» **Supplied material**:
_____
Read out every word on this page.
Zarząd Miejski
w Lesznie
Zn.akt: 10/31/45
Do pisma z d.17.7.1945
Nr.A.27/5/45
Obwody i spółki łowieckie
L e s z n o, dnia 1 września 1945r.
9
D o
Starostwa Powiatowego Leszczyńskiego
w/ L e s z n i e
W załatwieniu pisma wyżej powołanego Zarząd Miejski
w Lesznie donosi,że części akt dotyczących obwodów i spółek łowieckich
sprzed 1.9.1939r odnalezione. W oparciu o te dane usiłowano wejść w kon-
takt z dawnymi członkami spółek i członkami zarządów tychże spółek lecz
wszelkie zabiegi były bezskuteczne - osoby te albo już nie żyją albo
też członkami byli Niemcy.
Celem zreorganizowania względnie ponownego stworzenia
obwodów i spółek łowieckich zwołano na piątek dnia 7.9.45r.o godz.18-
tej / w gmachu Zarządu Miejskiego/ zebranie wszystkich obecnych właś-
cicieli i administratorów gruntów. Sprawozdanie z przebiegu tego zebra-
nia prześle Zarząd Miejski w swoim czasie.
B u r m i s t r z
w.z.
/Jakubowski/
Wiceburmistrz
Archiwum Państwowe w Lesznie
_____
» **Prompt**: Write out the listing once more, matching it exactly.

» **Full output**:
Read out every word on this page.
Zarząd Miejski
w Lesznie
Zn.akt: 10/31/45
Do pisma z d.17.7.1945
Nr.A.27/5/45
Obwody i spółki łowieckie
L e s z n o, dnia 1 września 1945r.
9
D o
Starostwa Powiatowego Leszczyńskiego
w/ L e s z n i e
W załatwieniu pisma wyżej powołanego Zarząd Miejski
w Lesznie donosi,że części akt dotyczących obwodów i spółek łowieckich
sprzed 1.9.1939r odnalezione. W oparciu o te dane usiłowano wejść w kon-
takt z dawnymi członkami spółek i członkami zarządów tychże spółek lecz
wszelkie zabiegi były bezskuteczne - osoby te albo już nie żyją albo
też członkami byli Niemcy.
Celem zreorganizowania względnie ponownego stworzenia
obwodów i spółek łowieckich zwołano na piątek dnia 7.9.45r.o godz.18-
tej / w gmachu Zarządu Miejskiego/ zebranie wszystkich obecnych właś-
cicieli i administratorów gruntów. Sprawozdanie z przebiegu tego zebra-
nia prześle Zarząd Miejski w swoim czasie.
B u r m i s t r z
w.z.
/Jakubowski/
Wiceburmistrz
Archiwum Państwowe w Lesznie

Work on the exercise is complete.